* Material for this exercise *
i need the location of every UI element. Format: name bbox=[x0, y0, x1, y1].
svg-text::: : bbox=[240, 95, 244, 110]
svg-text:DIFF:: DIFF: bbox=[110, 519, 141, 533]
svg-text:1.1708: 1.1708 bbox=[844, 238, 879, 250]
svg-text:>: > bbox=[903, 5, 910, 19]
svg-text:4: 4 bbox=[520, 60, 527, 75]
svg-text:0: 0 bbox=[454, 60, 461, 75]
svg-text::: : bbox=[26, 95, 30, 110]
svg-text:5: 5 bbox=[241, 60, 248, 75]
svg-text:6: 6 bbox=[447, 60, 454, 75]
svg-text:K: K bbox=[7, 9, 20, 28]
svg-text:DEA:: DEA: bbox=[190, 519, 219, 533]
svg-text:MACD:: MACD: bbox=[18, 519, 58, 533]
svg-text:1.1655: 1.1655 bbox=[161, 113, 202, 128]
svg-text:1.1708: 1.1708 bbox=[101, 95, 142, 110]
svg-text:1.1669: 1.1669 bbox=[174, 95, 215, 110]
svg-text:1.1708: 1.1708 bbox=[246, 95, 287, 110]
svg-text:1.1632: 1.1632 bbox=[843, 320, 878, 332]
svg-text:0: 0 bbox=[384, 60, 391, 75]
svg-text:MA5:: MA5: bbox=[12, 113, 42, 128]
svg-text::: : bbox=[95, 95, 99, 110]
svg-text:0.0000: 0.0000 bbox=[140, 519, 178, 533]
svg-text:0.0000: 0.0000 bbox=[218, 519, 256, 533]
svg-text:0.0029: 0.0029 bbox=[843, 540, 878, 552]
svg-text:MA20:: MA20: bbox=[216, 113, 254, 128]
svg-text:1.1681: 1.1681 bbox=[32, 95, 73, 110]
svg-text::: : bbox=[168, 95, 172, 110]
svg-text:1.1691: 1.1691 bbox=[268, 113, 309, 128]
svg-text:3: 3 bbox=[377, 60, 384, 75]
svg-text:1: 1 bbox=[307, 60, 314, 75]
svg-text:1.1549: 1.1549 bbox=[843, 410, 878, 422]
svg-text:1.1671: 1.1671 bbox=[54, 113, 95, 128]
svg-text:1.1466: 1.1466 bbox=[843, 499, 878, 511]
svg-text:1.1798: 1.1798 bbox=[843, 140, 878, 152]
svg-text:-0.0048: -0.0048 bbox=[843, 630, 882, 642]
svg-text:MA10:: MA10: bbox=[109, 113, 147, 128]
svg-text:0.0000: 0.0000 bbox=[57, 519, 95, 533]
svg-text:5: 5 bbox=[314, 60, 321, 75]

* Task objective *
Rewrite every line of the data above, swapping each "MACD" for "OSC" and leaving everything else unchanged.

* Exercise answer *
i need the location of every UI element. Format: name bbox=[x0, y0, x1, y1].
svg-text::: : bbox=[240, 95, 244, 110]
svg-text:DIFF:: DIFF: bbox=[110, 519, 141, 533]
svg-text:1.1708: 1.1708 bbox=[844, 238, 879, 250]
svg-text:>: > bbox=[903, 5, 910, 19]
svg-text:4: 4 bbox=[520, 60, 527, 75]
svg-text:0: 0 bbox=[454, 60, 461, 75]
svg-text::: : bbox=[26, 95, 30, 110]
svg-text:5: 5 bbox=[241, 60, 248, 75]
svg-text:6: 6 bbox=[447, 60, 454, 75]
svg-text:K: K bbox=[7, 9, 20, 28]
svg-text:DEA:: DEA: bbox=[190, 519, 219, 533]
svg-text:OSC:: OSC: bbox=[18, 519, 58, 533]
svg-text:1.1655: 1.1655 bbox=[161, 113, 202, 128]
svg-text:1.1708: 1.1708 bbox=[101, 95, 142, 110]
svg-text:1.1669: 1.1669 bbox=[174, 95, 215, 110]
svg-text:1.1708: 1.1708 bbox=[246, 95, 287, 110]
svg-text:1.1632: 1.1632 bbox=[843, 320, 878, 332]
svg-text:0: 0 bbox=[384, 60, 391, 75]
svg-text:MA5:: MA5: bbox=[12, 113, 42, 128]
svg-text::: : bbox=[95, 95, 99, 110]
svg-text:0.0000: 0.0000 bbox=[140, 519, 178, 533]
svg-text:0.0000: 0.0000 bbox=[218, 519, 256, 533]
svg-text:0.0029: 0.0029 bbox=[843, 540, 878, 552]
svg-text:MA20:: MA20: bbox=[216, 113, 254, 128]
svg-text:1.1681: 1.1681 bbox=[32, 95, 73, 110]
svg-text::: : bbox=[168, 95, 172, 110]
svg-text:1.1691: 1.1691 bbox=[268, 113, 309, 128]
svg-text:3: 3 bbox=[377, 60, 384, 75]
svg-text:1: 1 bbox=[307, 60, 314, 75]
svg-text:1.1549: 1.1549 bbox=[843, 410, 878, 422]
svg-text:1.1671: 1.1671 bbox=[54, 113, 95, 128]
svg-text:1.1466: 1.1466 bbox=[843, 499, 878, 511]
svg-text:1.1798: 1.1798 bbox=[843, 140, 878, 152]
svg-text:-0.0048: -0.0048 bbox=[843, 630, 882, 642]
svg-text:MA10:: MA10: bbox=[109, 113, 147, 128]
svg-text:0.0000: 0.0000 bbox=[57, 519, 95, 533]
svg-text:5: 5 bbox=[314, 60, 321, 75]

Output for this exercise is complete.